== WRITTEN INSTRUCTION ==
Format every line of the data below as a JSON list of strings, one string per line, skipping blank lines and leaving out the pictures.
=======
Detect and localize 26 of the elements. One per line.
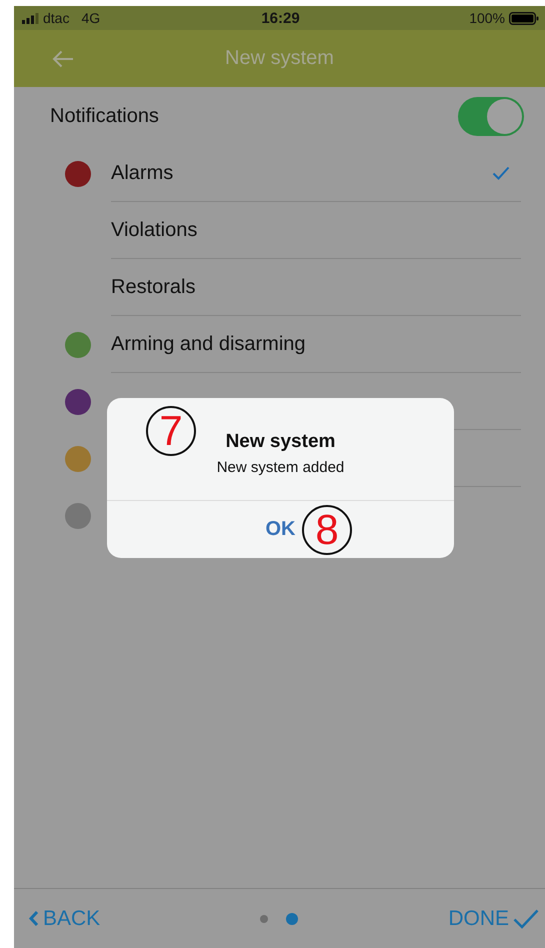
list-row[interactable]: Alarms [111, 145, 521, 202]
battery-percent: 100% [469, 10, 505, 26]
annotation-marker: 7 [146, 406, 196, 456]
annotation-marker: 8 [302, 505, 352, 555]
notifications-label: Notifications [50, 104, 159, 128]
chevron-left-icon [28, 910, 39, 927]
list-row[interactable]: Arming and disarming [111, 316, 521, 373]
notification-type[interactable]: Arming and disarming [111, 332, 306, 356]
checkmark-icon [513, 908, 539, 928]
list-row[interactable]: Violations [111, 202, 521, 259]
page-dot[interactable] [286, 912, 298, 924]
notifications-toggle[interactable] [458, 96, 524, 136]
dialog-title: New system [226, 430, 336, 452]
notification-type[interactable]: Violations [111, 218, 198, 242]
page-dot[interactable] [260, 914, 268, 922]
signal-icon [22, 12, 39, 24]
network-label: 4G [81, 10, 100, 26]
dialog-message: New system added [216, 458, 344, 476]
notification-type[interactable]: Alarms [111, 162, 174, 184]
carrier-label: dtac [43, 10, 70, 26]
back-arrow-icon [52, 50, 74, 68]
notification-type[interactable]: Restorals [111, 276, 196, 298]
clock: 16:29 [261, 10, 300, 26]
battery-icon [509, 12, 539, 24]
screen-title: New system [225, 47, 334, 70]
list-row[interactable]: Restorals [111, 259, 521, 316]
=======
== EXERCISE RESULT ==
[
  "Detect and localize 26 of the elements. One per line.",
  "list-row[interactable]: Alarms [111, 145, 521, 202]",
  "battery-percent: 100% [469, 10, 505, 26]",
  "annotation-marker: 7 [146, 406, 196, 456]",
  "annotation-marker: 8 [302, 505, 352, 555]",
  "notifications-label: Notifications [50, 104, 159, 128]",
  "chevron-left-icon [28, 910, 39, 927]",
  "list-row[interactable]: Arming and disarming [111, 316, 521, 373]",
  "notification-type[interactable]: Arming and disarming [111, 332, 306, 356]",
  "checkmark-icon [513, 908, 539, 928]",
  "list-row[interactable]: Violations [111, 202, 521, 259]",
  "page-dot[interactable] [286, 912, 298, 924]",
  "notifications-toggle[interactable] [458, 96, 524, 136]",
  "dialog-title: New system [226, 430, 336, 452]",
  "notification-type[interactable]: Violations [111, 218, 198, 242]",
  "page-dot[interactable] [260, 914, 268, 922]",
  "signal-icon [22, 12, 39, 24]",
  "network-label: 4G [81, 10, 100, 26]",
  "dialog-message: New system added [216, 458, 344, 476]",
  "notification-type[interactable]: Alarms [111, 162, 174, 184]",
  "carrier-label: dtac [43, 10, 70, 26]",
  "back-arrow-icon [52, 50, 74, 68]",
  "notification-type[interactable]: Restorals [111, 276, 196, 298]",
  "clock: 16:29 [261, 10, 300, 26]",
  "battery-icon [509, 12, 539, 24]",
  "screen-title: New system [225, 47, 334, 70]",
  "list-row[interactable]: Restorals [111, 259, 521, 316]"
]